Set task:
Quote every line as written. Omit pictures.

Information given:
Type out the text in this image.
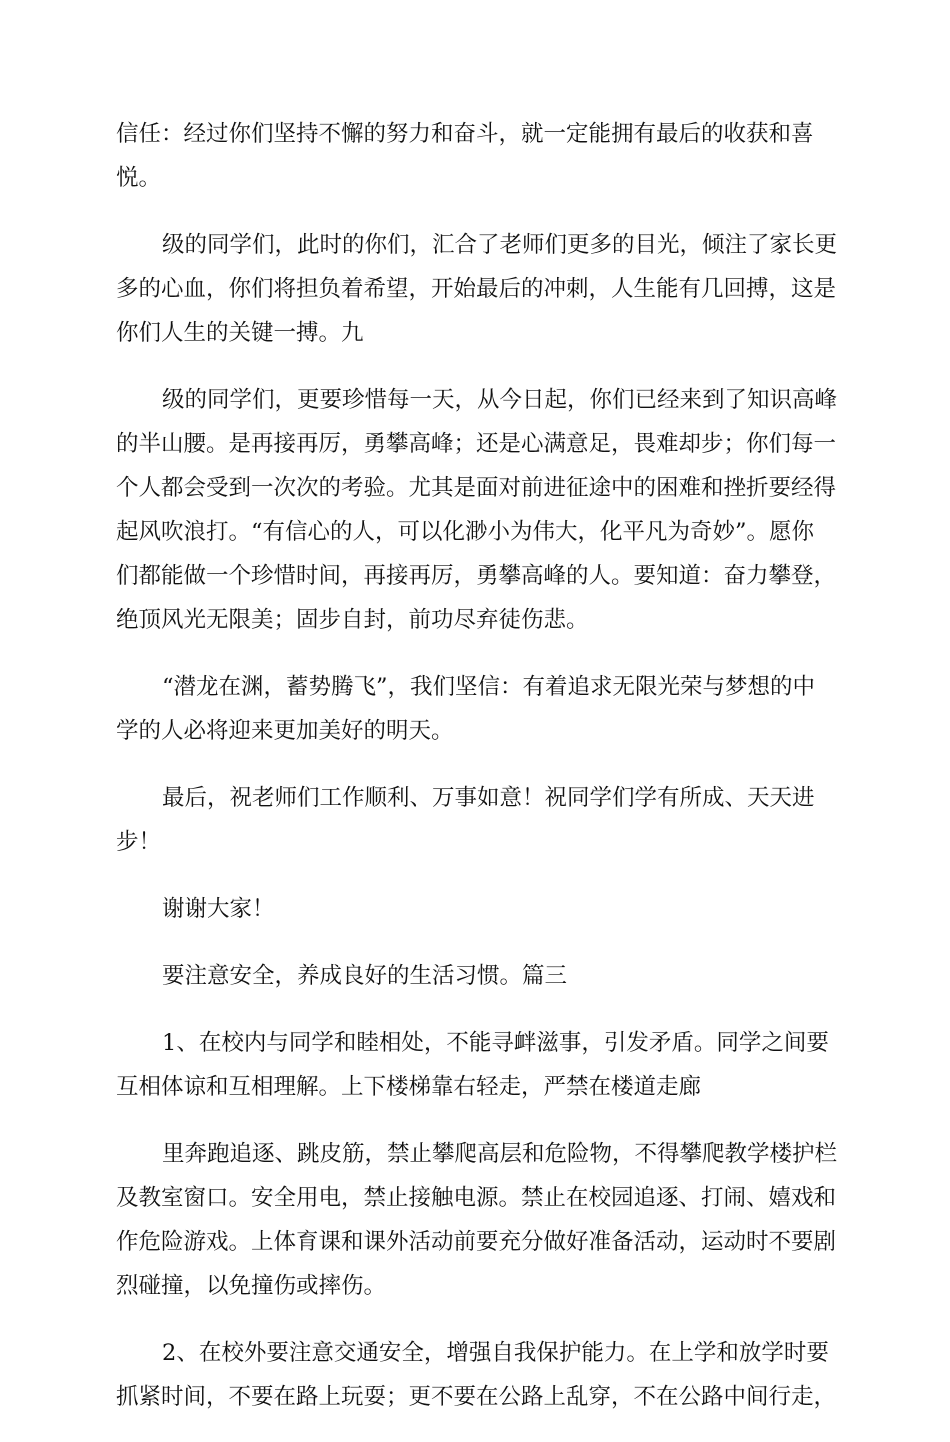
信任：经过你们坚持不懈的努力和奋斗，就一定能拥有最后的收获和喜
悦。
级的同学们，此时的你们，汇合了老师们更多的目光，倾注了家长更
多的心血，你们将担负着希望，开始最后的冲刺，人生能有几回搏，这是
你们人生的关键一搏。九
级的同学们，更要珍惜每一天，从今日起，你们已经来到了知识高峰
的半山腰。是再接再厉，勇攀高峰；还是心满意足，畏难却步；你们每一
个人都会受到一次次的考验。尤其是面对前进征途中的困难和挫折要经得
起风吹浪打。“有信心的人，可以化渺小为伟大，化平凡为奇妙”。愿你
们都能做一个珍惜时间，再接再厉，勇攀高峰的人。要知道：奋力攀登，
绝顶风光无限美；固步自封，前功尽弃徒伤悲。
“潜龙在渊，蓄势腾飞”，我们坚信：有着追求无限光荣与梦想的中
学的人必将迎来更加美好的明天。
最后，祝老师们工作顺利、万事如意！祝同学们学有所成、天天进
步！
谢谢大家！
要注意安全，养成良好的生活习惯。篇三
1、在校内与同学和睦相处，不能寻衅滋事，引发矛盾。同学之间要
互相体谅和互相理解。上下楼梯靠右轻走，严禁在楼道走廊
里奔跑追逐、跳皮筋，禁止攀爬高层和危险物，不得攀爬教学楼护栏
及教室窗口。安全用电，禁止接触电源。禁止在校园追逐、打闹、嬉戏和
作危险游戏。上体育课和课外活动前要充分做好准备活动，运动时不要剧
烈碰撞，以免撞伤或摔伤。
2、在校外要注意交通安全，增强自我保护能力。在上学和放学时要
抓紧时间，不要在路上玩耍；更不要在公路上乱穿，不在公路中间行走，
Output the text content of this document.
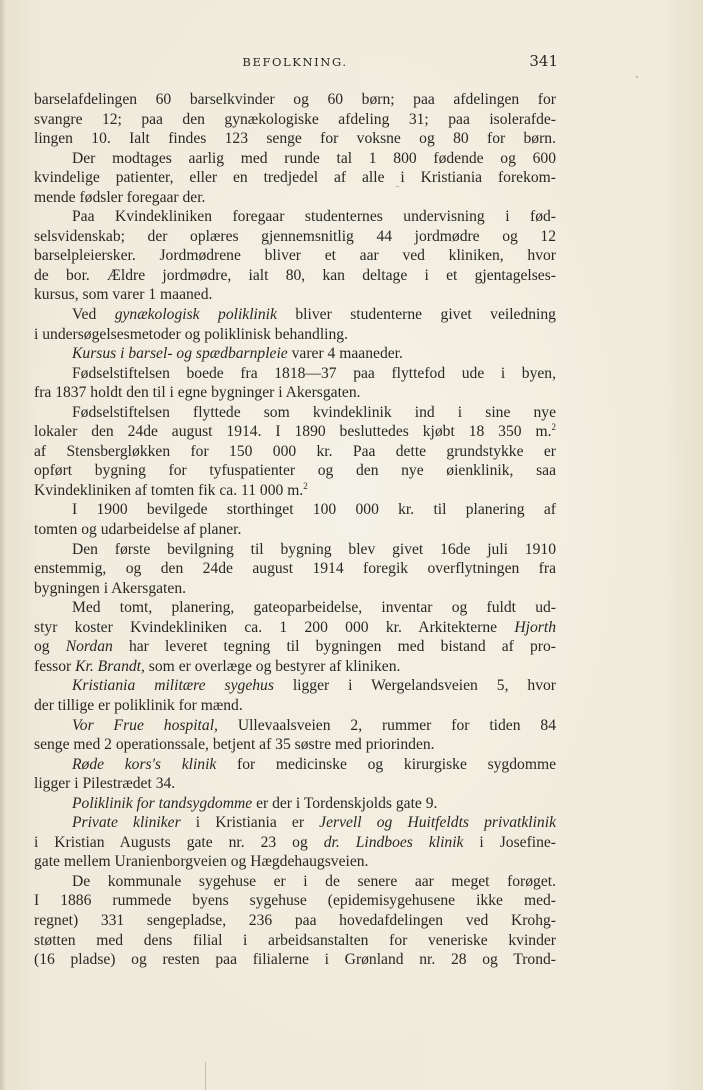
BEFOLKNING.	341
barselafdelingen 60 barselkvinder og 60 børn; paa afdelingen for
svangre 12; paa den gynækologiske afdeling 31; paa isolerafde-
lingen 10. Ialt findes 123 senge for voksne og 80 for børn.
Der modtages aarlig med runde tal 1 800 fødende og 600
kvindelige patienter, eller en tredjedel af alle i Kristiania forekom-
mende fødsler foregaar der.
Paa Kvindekliniken foregaar studenternes undervisning i fød-
selsvidenskab; der oplæres gjennemsnitlig 44 jordmødre og 12
barselpleiersker. Jordmødrene bliver et aar ved kliniken, hvor
de bor. Ældre jordmødre, ialt 80, kan deltage i et gjentagelses-
kursus, som varer 1 maaned.
Ved gynækologisk poliklinik bliver studenterne givet veiledning
i undersøgelsesmetoder og poliklinisk behandling.
Kursus i barsel- og spædbarnpleie varer 4 maaneder.
Fødselstiftelsen boede fra 1818—37 paa flyttefod ude i byen,
fra 1837 holdt den til i egne bygninger i Akersgaten.
Fødselstiftelsen flyttede som kvindeklinik ind i sine nye
lokaler den 24de august 1914. I 1890 besluttedes kjøbt 18 350 m.$^2$
af Stensbergløkken for 150 000 kr. Paa dette grundstykke er
opført bygning for tyfuspatienter og den nye øienklinik, saa
Kvindekliniken af tomten fik ca. 11 000 m.$^2$
I 1900 bevilgede storthinget 100 000 kr. til planering af
tomten og udarbeidelse af planer.
Den første bevilgning til bygning blev givet 16de juli 1910
enstemmig, og den 24de august 1914 foregik overflytningen fra
bygningen i Akersgaten.
Med tomt, planering, gateoparbeidelse, inventar og fuldt ud-
styr koster Kvindekliniken ca. 1 200 000 kr. Arkitekterne Hjorth
og Nordan har leveret tegning til bygningen med bistand af pro-
fessor Kr. Brandt, som er overlæge og bestyrer af kliniken.
Kristiania militære sygehus ligger i Wergelandsveien 5, hvor
der tillige er poliklinik for mænd.
Vor Frue hospital, Ullevaalsveien 2, rummer for tiden 84
senge med 2 operationssale, betjent af 35 søstre med priorinden.
Røde kors's klinik for medicinske og kirurgiske sygdomme
ligger i Pilestrædet 34.
Poliklinik for tandsygdomme er der i Tordenskjolds gate 9.
Private kliniker i Kristiania er Jervell og Huitfeldts privatklinik
i Kristian Augusts gate nr. 23 og dr. Lindboes klinik i Josefine-
gate mellem Uranienborgveien og Hægdehaugsveien.
De kommunale sygehuse er i de senere aar meget forøget.
I 1886 rummede byens sygehuse (epidemisygehusene ikke med-
regnet) 331 sengepladse, 236 paa hovedafdelingen ved Krohg-
støtten med dens filial i arbeidsanstalten for veneriske kvinder
(16 pladse) og resten paa filialerne i Grønland nr. 28 og Trond-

Response for this exercise:
Type out the text in this image.
信任：经过你们坚持不懈的努力和奋斗，就一定能拥有最后的收获和喜
悦。
级的同学们，此时的你们，汇合了老师们更多的目光，倾注了家长更
多的心血，你们将担负着希望，开始最后的冲刺，人生能有几回搏，这是
你们人生的关键一搏。九
级的同学们，更要珍惜每一天，从今日起，你们已经来到了知识高峰
的半山腰。是再接再厉，勇攀高峰；还是心满意足，畏难却步；你们每一
个人都会受到一次次的考验。尤其是面对前进征途中的困难和挫折要经得
起风吹浪打。“有信心的人，可以化渺小为伟大，化平凡为奇妙”。愿你
们都能做一个珍惜时间，再接再厉，勇攀高峰的人。要知道：奋力攀登，
绝顶风光无限美；固步自封，前功尽弃徒伤悲。
“潜龙在渊，蓄势腾飞”，我们坚信：有着追求无限光荣与梦想的中
学的人必将迎来更加美好的明天。
最后，祝老师们工作顺利、万事如意！祝同学们学有所成、天天进
步！
谢谢大家！
要注意安全，养成良好的生活习惯。篇三
1、在校内与同学和睦相处，不能寻衅滋事，引发矛盾。同学之间要
互相体谅和互相理解。上下楼梯靠右轻走，严禁在楼道走廊
里奔跑追逐、跳皮筋，禁止攀爬高层和危险物，不得攀爬教学楼护栏
及教室窗口。安全用电，禁止接触电源。禁止在校园追逐、打闹、嬉戏和
作危险游戏。上体育课和课外活动前要充分做好准备活动，运动时不要剧
烈碰撞，以免撞伤或摔伤。
2、在校外要注意交通安全，增强自我保护能力。在上学和放学时要
抓紧时间，不要在路上玩耍；更不要在公路上乱穿，不在公路中间行走，
Output the text content of this document.
BEFOLKNING.	341
barselafdelingen 60 barselkvinder og 60 børn; paa afdelingen for
svangre 12; paa den gynækologiske afdeling 31; paa isolerafde-
lingen 10. Ialt findes 123 senge for voksne og 80 for børn.
Der modtages aarlig med runde tal 1 800 fødende og 600
kvindelige patienter, eller en tredjedel af alle i Kristiania forekom-
mende fødsler foregaar der.
Paa Kvindekliniken foregaar studenternes undervisning i fød-
selsvidenskab; der oplæres gjennemsnitlig 44 jordmødre og 12
barselpleiersker. Jordmødrene bliver et aar ved kliniken, hvor
de bor. Ældre jordmødre, ialt 80, kan deltage i et gjentagelses-
kursus, som varer 1 maaned.
Ved gynækologisk poliklinik bliver studenterne givet veiledning
i undersøgelsesmetoder og poliklinisk behandling.
Kursus i barsel- og spædbarnpleie varer 4 maaneder.
Fødselstiftelsen boede fra 1818—37 paa flyttefod ude i byen,
fra 1837 holdt den til i egne bygninger i Akersgaten.
Fødselstiftelsen flyttede som kvindeklinik ind i sine nye
lokaler den 24de august 1914. I 1890 besluttedes kjøbt 18 350 m.$^2$
af Stensbergløkken for 150 000 kr. Paa dette grundstykke er
opført bygning for tyfuspatienter og den nye øienklinik, saa
Kvindekliniken af tomten fik ca. 11 000 m.$^2$
I 1900 bevilgede storthinget 100 000 kr. til planering af
tomten og udarbeidelse af planer.
Den første bevilgning til bygning blev givet 16de juli 1910
enstemmig, og den 24de august 1914 foregik overflytningen fra
bygningen i Akersgaten.
Med tomt, planering, gateoparbeidelse, inventar og fuldt ud-
styr koster Kvindekliniken ca. 1 200 000 kr. Arkitekterne Hjorth
og Nordan har leveret tegning til bygningen med bistand af pro-
fessor Kr. Brandt, som er overlæge og bestyrer af kliniken.
Kristiania militære sygehus ligger i Wergelandsveien 5, hvor
der tillige er poliklinik for mænd.
Vor Frue hospital, Ullevaalsveien 2, rummer for tiden 84
senge med 2 operationssale, betjent af 35 søstre med priorinden.
Røde kors's klinik for medicinske og kirurgiske sygdomme
ligger i Pilestrædet 34.
Poliklinik for tandsygdomme er der i Tordenskjolds gate 9.
Private kliniker i Kristiania er Jervell og Huitfeldts privatklinik
i Kristian Augusts gate nr. 23 og dr. Lindboes klinik i Josefine-
gate mellem Uranienborgveien og Hægdehaugsveien.
De kommunale sygehuse er i de senere aar meget forøget.
I 1886 rummede byens sygehuse (epidemisygehusene ikke med-
regnet) 331 sengepladse, 236 paa hovedafdelingen ved Krohg-
støtten med dens filial i arbeidsanstalten for veneriske kvinder
(16 pladse) og resten paa filialerne i Grønland nr. 28 og Trond-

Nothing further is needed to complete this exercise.